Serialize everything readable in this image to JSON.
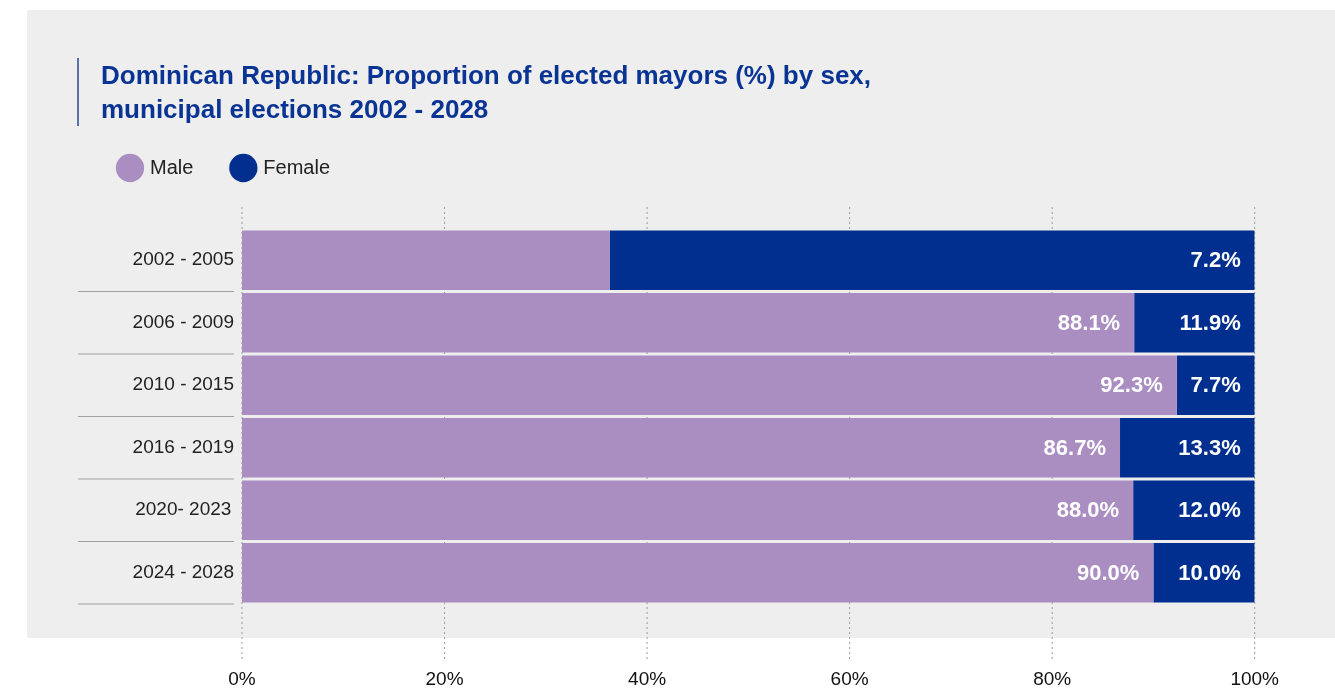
{
  "chart_data": {
    "type": "bar",
    "orientation": "horizontal",
    "stacked": true,
    "title": "Dominican Republic: Proportion of elected mayors (%) by sex, municipal elections 2002 - 2028",
    "categories": [
      "2002 - 2005",
      "2006 - 2009",
      "2010 - 2015",
      "2016 - 2019",
      "2020- 2023",
      "2024 - 2028"
    ],
    "series": [
      {
        "name": "Male",
        "color": "#aa8ec2",
        "values": [
          36.3,
          88.1,
          92.3,
          86.7,
          88.0,
          90.0
        ],
        "value_labels": [
          null,
          "88.1%",
          "92.3%",
          "86.7%",
          "88.0%",
          "90.0%"
        ]
      },
      {
        "name": "Female",
        "color": "#002f8f",
        "values": [
          63.7,
          11.9,
          7.7,
          13.3,
          12.0,
          10.0
        ],
        "value_labels": [
          null,
          "11.9%",
          "7.7%",
          "13.3%",
          "12.0%",
          "10.0%"
        ]
      }
    ],
    "xlim": [
      0,
      100
    ],
    "xticks": [
      {
        "value": 0,
        "label": "0%"
      },
      {
        "value": 20,
        "label": "20%"
      },
      {
        "value": 40,
        "label": "40%"
      },
      {
        "value": 60,
        "label": "60%"
      },
      {
        "value": 80,
        "label": "80%"
      },
      {
        "value": 100,
        "label": "100%"
      }
    ],
    "grid": "x",
    "legend": "top left",
    "annotations": [
      {
        "text": "7.2%",
        "x": 100,
        "y": "2002 - 2005"
      }
    ]
  }
}
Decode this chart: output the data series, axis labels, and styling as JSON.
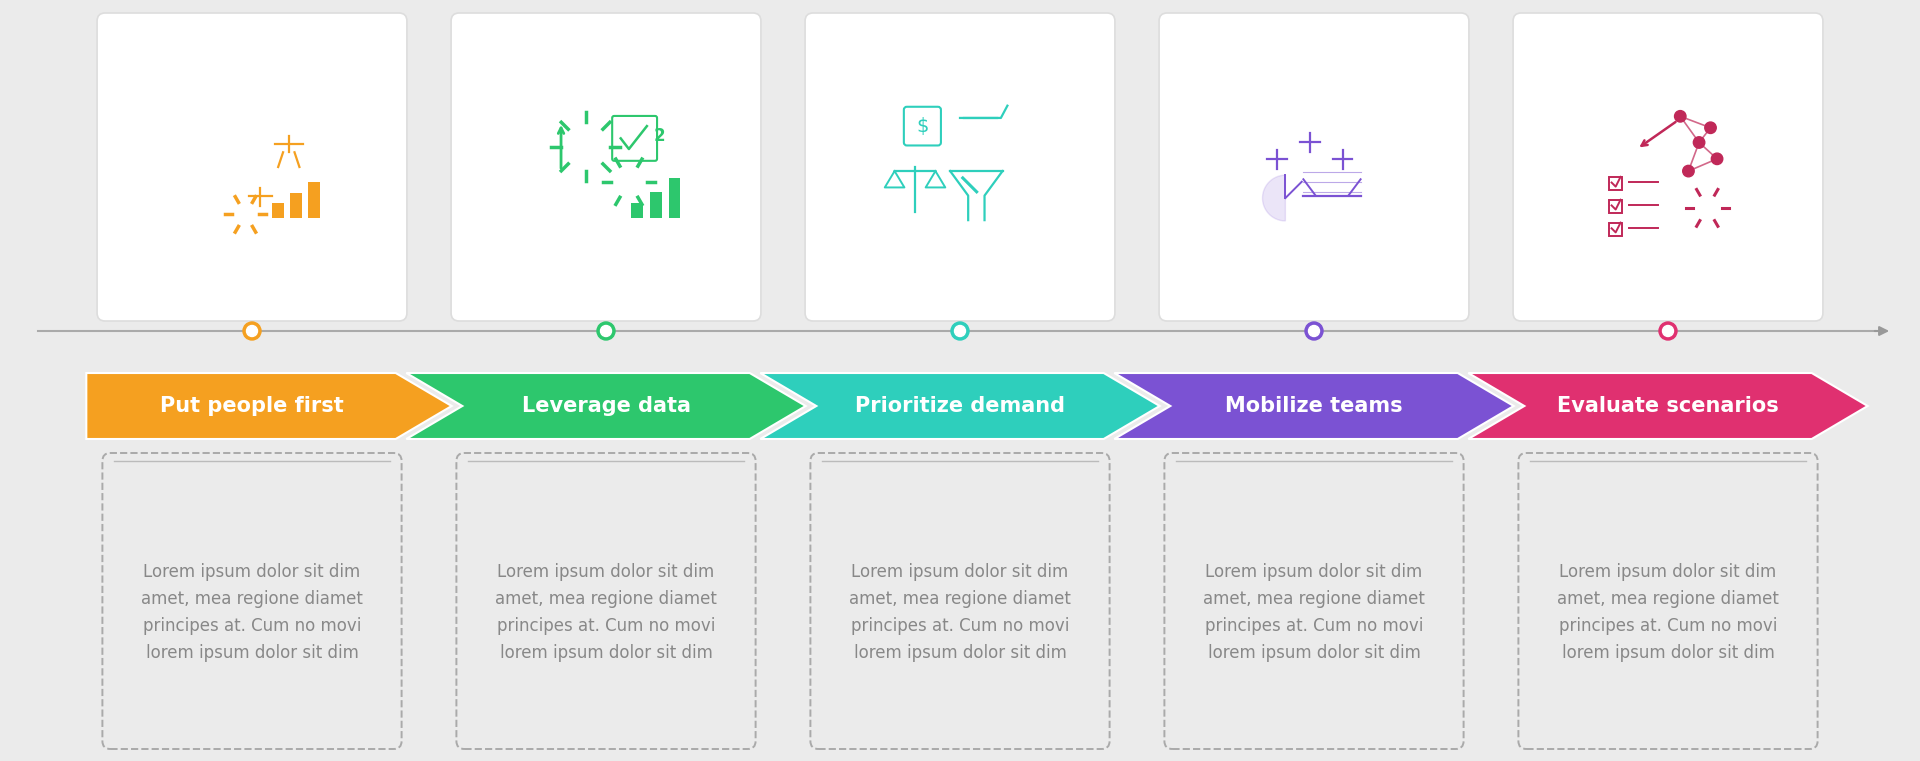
{
  "background_color": "#ebebeb",
  "steps": [
    {
      "label": "Put people first",
      "color": "#F5A020",
      "dot_color": "#F5A020",
      "icon_color": "#F5A020"
    },
    {
      "label": "Leverage data",
      "color": "#2DC76D",
      "dot_color": "#2DC76D",
      "icon_color": "#2DC76D"
    },
    {
      "label": "Prioritize demand",
      "color": "#2ECFBC",
      "dot_color": "#2ECFBC",
      "icon_color": "#2ECFBC"
    },
    {
      "label": "Mobilize teams",
      "color": "#7B52D3",
      "dot_color": "#7B52D3",
      "icon_color": "#7B52D3"
    },
    {
      "label": "Evaluate scenarios",
      "color": "#E03070",
      "dot_color": "#E03070",
      "icon_color": "#C02858"
    }
  ],
  "body_text": "Lorem ipsum dolor sit dim\namet, mea regione diamet\nprincipes at. Cum no movi\nlorem ipsum dolor sit dim",
  "title_fontsize": 15,
  "body_fontsize": 12,
  "text_color": "#888888",
  "line_color": "#aaaaaa",
  "white": "#ffffff"
}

________

#### WHAT THE TASK REQUIRES:
Print the listing above in full, exactly as written. Omit any pictures.

#### EXERCISE SOLUTION:
Serialize everything readable in this image to JSON.
{
  "chart_data": {
    "type": "bar",
    "orientation": "horizontal",
    "stacked": true,
    "title": "Dominican Republic: Proportion of elected mayors (%) by sex, municipal elections 2002 - 2028",
    "categories": [
      "2002 - 2005",
      "2006 - 2009",
      "2010 - 2015",
      "2016 - 2019",
      "2020- 2023",
      "2024 - 2028"
    ],
    "series": [
      {
        "name": "Male",
        "color": "#aa8ec2",
        "values": [
          36.3,
          88.1,
          92.3,
          86.7,
          88.0,
          90.0
        ],
        "value_labels": [
          null,
          "88.1%",
          "92.3%",
          "86.7%",
          "88.0%",
          "90.0%"
        ]
      },
      {
        "name": "Female",
        "color": "#002f8f",
        "values": [
          63.7,
          11.9,
          7.7,
          13.3,
          12.0,
          10.0
        ],
        "value_labels": [
          null,
          "11.9%",
          "7.7%",
          "13.3%",
          "12.0%",
          "10.0%"
        ]
      }
    ],
    "xlim": [
      0,
      100
    ],
    "xticks": [
      {
        "value": 0,
        "label": "0%"
      },
      {
        "value": 20,
        "label": "20%"
      },
      {
        "value": 40,
        "label": "40%"
      },
      {
        "value": 60,
        "label": "60%"
      },
      {
        "value": 80,
        "label": "80%"
      },
      {
        "value": 100,
        "label": "100%"
      }
    ],
    "grid": "x",
    "legend": "top left",
    "annotations": [
      {
        "text": "7.2%",
        "x": 100,
        "y": "2002 - 2005"
      }
    ]
  }
}
Decode this chart: output the data series, axis labels, and styling as JSON.
{
  "background_color": "#ebebeb",
  "steps": [
    {
      "label": "Put people first",
      "color": "#F5A020",
      "dot_color": "#F5A020",
      "icon_color": "#F5A020"
    },
    {
      "label": "Leverage data",
      "color": "#2DC76D",
      "dot_color": "#2DC76D",
      "icon_color": "#2DC76D"
    },
    {
      "label": "Prioritize demand",
      "color": "#2ECFBC",
      "dot_color": "#2ECFBC",
      "icon_color": "#2ECFBC"
    },
    {
      "label": "Mobilize teams",
      "color": "#7B52D3",
      "dot_color": "#7B52D3",
      "icon_color": "#7B52D3"
    },
    {
      "label": "Evaluate scenarios",
      "color": "#E03070",
      "dot_color": "#E03070",
      "icon_color": "#C02858"
    }
  ],
  "body_text": "Lorem ipsum dolor sit dim\namet, mea regione diamet\nprincipes at. Cum no movi\nlorem ipsum dolor sit dim",
  "title_fontsize": 15,
  "body_fontsize": 12,
  "text_color": "#888888",
  "line_color": "#aaaaaa",
  "white": "#ffffff"
}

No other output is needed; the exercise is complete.